Exercise goal = Find the string "Internet" and gather every line that holds it.

Supplied material =
++++++++

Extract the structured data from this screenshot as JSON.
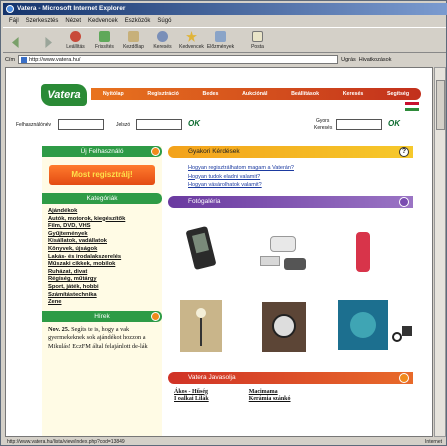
{
  "window": {
    "title": "Vatera - Microsoft Internet Explorer",
    "menu": [
      "Fájl",
      "Szerkesztés",
      "Nézet",
      "Kedvencek",
      "Eszközök",
      "Súgó"
    ],
    "toolbar": [
      "",
      "",
      "Leállítás",
      "Frissítés",
      "Kezdőlap",
      "Keresés",
      "Kedvencek",
      "Előzmények",
      "",
      "Posta"
    ],
    "address_label": "Cím",
    "address": "http://www.vatera.hu/",
    "go": "Ugrás",
    "links": "Hivatkozások",
    "status_url": "http://www.vatera.hu/lista/view/index.php?cod=13849",
    "status_zone": "Internet"
  },
  "site": {
    "logo": "Vatera",
    "nav": [
      "Nyitólap",
      "Regisztráció",
      "Bedes",
      "Aukciónál",
      "Beállítások",
      "Keresés",
      "Segítség"
    ],
    "flag_colors": [
      "#c8102e",
      "#ffffff",
      "#2e8b3a"
    ],
    "login": {
      "user_label": "Felhasználónév",
      "pass_label": "Jelszó",
      "search_label_1": "Gyors",
      "search_label_2": "Keresés",
      "ok": "OK"
    },
    "new_user": {
      "heading": "Új Felhasználó",
      "button": "Most regisztrálj!"
    },
    "categories": {
      "heading": "Kategóriák",
      "items": [
        "Ajándékok",
        "Autók, motorok, kiegészítők",
        "Film, DVD, VHS",
        "Gyűjtemények",
        "Kisállatok, vadállatok",
        "Könyvek, újságok",
        "Lakás- és irodalakszerelés",
        "Műszaki cikkek, mobilok",
        "Ruházat, divat",
        "Régiség, műtárgy",
        "Sport, játék, hobbi",
        "Számítástechnika",
        "Zene"
      ]
    },
    "news": {
      "heading": "Hírek",
      "date": "Nov. 25.",
      "text": "Segíts te is, hogy a vak gyermekeknek sok ajándékot hozzon a Mikulás! EczFM által felajánlott de-lák"
    },
    "faq": {
      "heading": "Gyakori Kérdések",
      "items": [
        "Hogyan regisztrálhatom magam a Vaterán?",
        "Hogyan tudok eladni valamit?",
        "Hogyan vásárolhatok valamit?"
      ]
    },
    "gallery": {
      "heading": "Fotógaléria"
    },
    "recommend": {
      "heading": "Vatera Javasolja",
      "items": [
        [
          "Ákos - Hűség",
          "I oalkai Lilák"
        ],
        [
          "Macimama",
          "Kerámia szánkó"
        ]
      ]
    }
  }
}
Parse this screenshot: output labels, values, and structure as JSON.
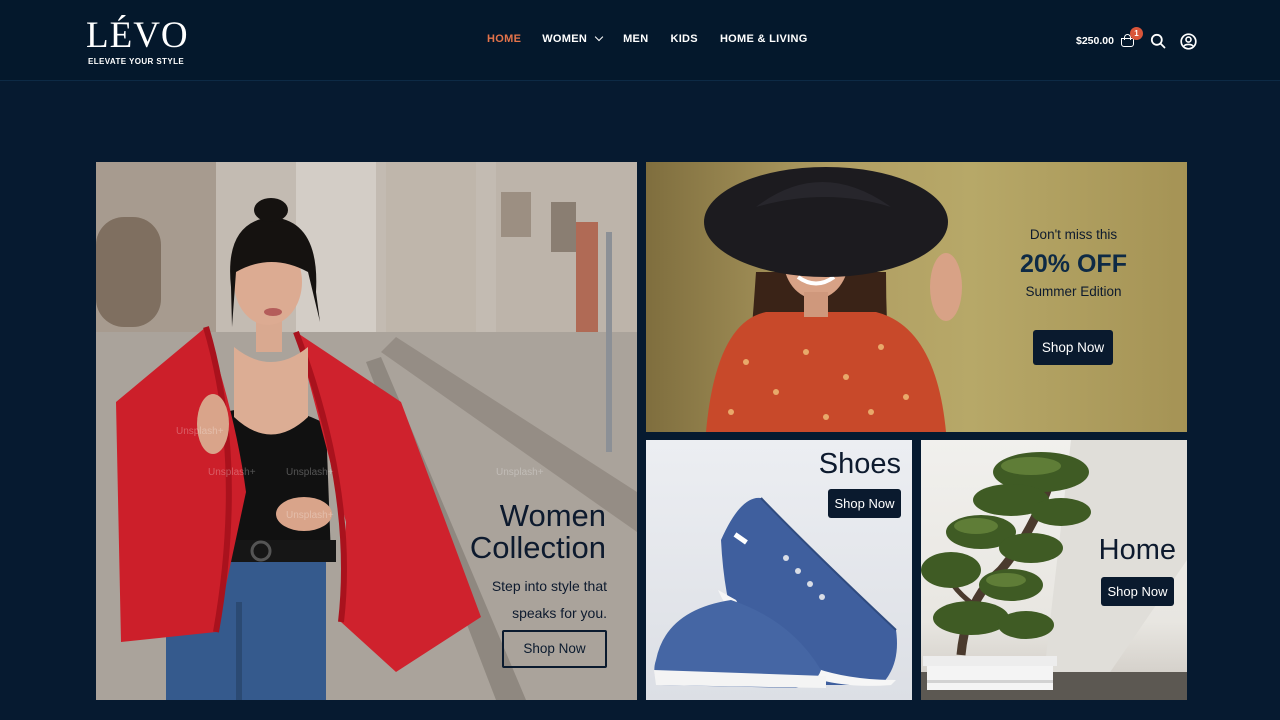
{
  "brand": {
    "name": "LÉVO",
    "tagline": "ELEVATE YOUR STYLE"
  },
  "nav": [
    {
      "label": "HOME",
      "active": true
    },
    {
      "label": "WOMEN",
      "dropdown": true
    },
    {
      "label": "MEN"
    },
    {
      "label": "KIDS"
    },
    {
      "label": "HOME & LIVING"
    }
  ],
  "header": {
    "cart_total": "$250.00",
    "cart_count": "1",
    "icons": [
      "cart-icon",
      "search-icon",
      "account-icon"
    ]
  },
  "colors": {
    "background": "#061a30",
    "header": "#04182c",
    "accent": "#e4734a",
    "button": "#0a1a2e",
    "badge": "#d9553a"
  },
  "tiles": {
    "women": {
      "title_line1": "Women",
      "title_line2": "Collection",
      "subtitle_line1": "Step into style that",
      "subtitle_line2": "speaks for you.",
      "button": "Shop Now"
    },
    "summer": {
      "pretitle": "Don't miss this",
      "headline": "20% OFF",
      "subtitle": "Summer Edition",
      "button": "Shop Now"
    },
    "shoes": {
      "title": "Shoes",
      "button": "Shop Now"
    },
    "home": {
      "title": "Home",
      "button": "Shop Now"
    }
  },
  "watermark": "Unsplash+"
}
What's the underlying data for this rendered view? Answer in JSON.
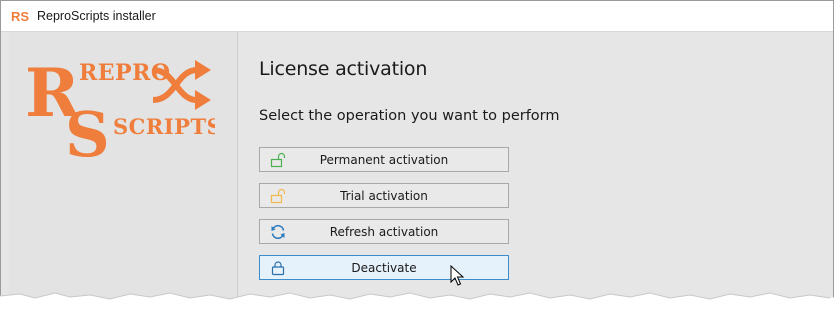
{
  "window": {
    "title": "ReproScripts installer"
  },
  "app_icon": {
    "letters": "RS",
    "color": "#ef7d3c"
  },
  "logo": {
    "line1": "REPRO",
    "line2": "SCRIPTS",
    "big_r": "R",
    "big_s": "S",
    "color": "#ef7d3c"
  },
  "page": {
    "heading": "License activation",
    "subheading": "Select the operation you want to perform"
  },
  "buttons": [
    {
      "label": "Permanent activation",
      "icon": "unlock-icon",
      "icon_color": "#4caf50"
    },
    {
      "label": "Trial activation",
      "icon": "unlock-icon",
      "icon_color": "#f2b84b"
    },
    {
      "label": "Refresh activation",
      "icon": "refresh-icon",
      "icon_color": "#2b7bbf"
    },
    {
      "label": "Deactivate",
      "icon": "lock-icon",
      "icon_color": "#2b6fa8"
    }
  ]
}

++++++++

Exercise solution =
    "title": "Vatera - Microsoft Internet Explorer",
    "status_zone": "Internet"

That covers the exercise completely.